TEXT SHOWN:
====

See this YouTube video of Dan Ross (Timex Computer VP at the time) where he introduces the T/S 2068 and other new products to the Boston Computer Society, Timex/Sinclair Users group. He explains about the T/S2000 as I mentioned above.
https://www.youtube.com/watch?v=DBsxK2yLyGo https://www.youtube.com/watch?v=DBsxK2yLyGo
Hope this enlightens folks on the history of the T/S 2000 series.
Regards,
Carl
3. Re: [ts2068] Re: Timex Sinclair 2000 Picture and News from "Creative Computing" (April 1983)
Luis Alberto D'Ardis · Thu, 17 Oct 2019 17:17
ty for this data and info, i was looking since long time ago some colour pict about timex 2000 prototype.
1000 times ty!!
El 22/8/19 a las 19:53, [email]<mailto:[email]> [ts2068] escribió:
The Timex Sinclair 2000 was introduced at WCES 1983 (early 1983) but when Timex actually went to put it into production, it failed the FCC requirements that they don’t have over in the UK. I was going to take about 6 months to get FCC certification so Timex decided that they could add some enhancements to the T/S 2000 and that is obviously happened eventually. They added in the sound chip, the joystick ports, Timex’s own custom SCLD chip (to replace the Spectrum’s ULA chip and to add in enhanced support for more graphics modes and bank switching for the cartridge port as well as the Bus Expansion Unit (BEU or T/S 2060), among other enhancements and changes (like getting the video to support the NTSC North American Standard). There were going to be two models, the T/S 2048 (with only 16K of system RAM) and the T/S 2068 (with 48K or System RAM). Ultimately, Timex corporate wanted to get the computer out for the holiday season of 1983 but the engineering was not quite complete on the T/S 2068 (they probably needed another 6 months or so to get it they way engineering wanted it) so Timex engineering put together what they had at the time for production and dropped the T/S 2048 model and focused on the T/S 2068. And the rest is history.
They did actually use that T/S 2000 Spectrum case in a Timex product, the T/S 1500! This was of course basically a T/S 1000 with 16K of RAM built-in and used the ZX Spectrum case and keyboard (case was updated a bit and the color scheme was changed to the Timex Silver color like the T/S 2068) and Timex actually had a custom SLCD chip made for this model as well to replace the T/S 1000 / ZX81 ULA chip. I have seen two motherboards for the T/S 1500 as well, the original one with eight 16Kx1 RAM chips and the later revision one with only two 16Kx4 RAM chips.
See this YouTube video of Dan Ross (Timex Computer VP at the time) where he introduces the T/S 2068 and other new products to the Boston Computer Society, Timex/Sinclair Users group. He explains about the T/S2000 as I mentioned above.
https://www.youtube.com/watch?v=DBsxK2yLyGo
Hope this enlightens folks on the history of the T/S 2000 series.

====

WHAT NEEDS TO BE DONE: According to the text on the Timex Sinclair 2000, which two models were planned, and how much system RAM did each have?

Page segmentation data:

====

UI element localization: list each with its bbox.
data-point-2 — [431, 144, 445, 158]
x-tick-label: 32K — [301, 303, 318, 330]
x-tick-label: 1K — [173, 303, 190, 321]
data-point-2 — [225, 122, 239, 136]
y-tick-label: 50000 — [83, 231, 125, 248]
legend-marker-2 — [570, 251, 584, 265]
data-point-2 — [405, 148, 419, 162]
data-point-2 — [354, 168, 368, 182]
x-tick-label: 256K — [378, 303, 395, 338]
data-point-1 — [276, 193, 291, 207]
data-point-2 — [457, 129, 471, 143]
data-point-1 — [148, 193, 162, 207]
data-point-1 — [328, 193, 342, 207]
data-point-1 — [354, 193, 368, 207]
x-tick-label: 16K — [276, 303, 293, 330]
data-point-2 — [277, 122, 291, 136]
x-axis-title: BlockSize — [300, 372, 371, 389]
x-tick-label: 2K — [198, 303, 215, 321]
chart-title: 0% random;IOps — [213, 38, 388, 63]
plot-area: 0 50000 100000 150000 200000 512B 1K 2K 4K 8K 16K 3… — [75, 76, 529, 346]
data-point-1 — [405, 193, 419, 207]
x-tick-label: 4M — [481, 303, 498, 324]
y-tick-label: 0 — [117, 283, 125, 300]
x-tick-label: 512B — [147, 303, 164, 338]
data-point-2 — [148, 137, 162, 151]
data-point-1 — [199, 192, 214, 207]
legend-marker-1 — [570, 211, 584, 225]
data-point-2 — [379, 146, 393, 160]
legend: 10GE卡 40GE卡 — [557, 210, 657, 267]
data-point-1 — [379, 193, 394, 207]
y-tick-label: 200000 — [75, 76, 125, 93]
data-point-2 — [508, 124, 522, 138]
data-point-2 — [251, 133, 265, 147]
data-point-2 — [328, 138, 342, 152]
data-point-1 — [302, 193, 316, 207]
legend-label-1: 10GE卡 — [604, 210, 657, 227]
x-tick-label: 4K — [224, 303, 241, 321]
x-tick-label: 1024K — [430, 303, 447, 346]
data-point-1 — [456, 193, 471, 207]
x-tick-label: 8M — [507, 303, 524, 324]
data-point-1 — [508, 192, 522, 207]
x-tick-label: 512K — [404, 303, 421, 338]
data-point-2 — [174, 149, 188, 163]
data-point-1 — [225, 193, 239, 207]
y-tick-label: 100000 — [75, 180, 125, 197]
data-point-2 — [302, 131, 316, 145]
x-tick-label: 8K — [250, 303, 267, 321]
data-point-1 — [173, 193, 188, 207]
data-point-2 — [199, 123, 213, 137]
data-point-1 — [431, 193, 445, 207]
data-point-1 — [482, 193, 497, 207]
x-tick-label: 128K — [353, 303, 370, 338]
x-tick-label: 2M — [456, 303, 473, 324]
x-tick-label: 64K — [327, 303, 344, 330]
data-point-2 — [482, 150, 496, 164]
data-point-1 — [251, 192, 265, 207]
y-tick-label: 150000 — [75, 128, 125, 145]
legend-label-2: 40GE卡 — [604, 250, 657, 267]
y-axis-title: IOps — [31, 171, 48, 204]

====

EXERCISE RESULT: The T/S 2048, with 16K of system RAM, and the T/S 2068, with 48K of system RAM.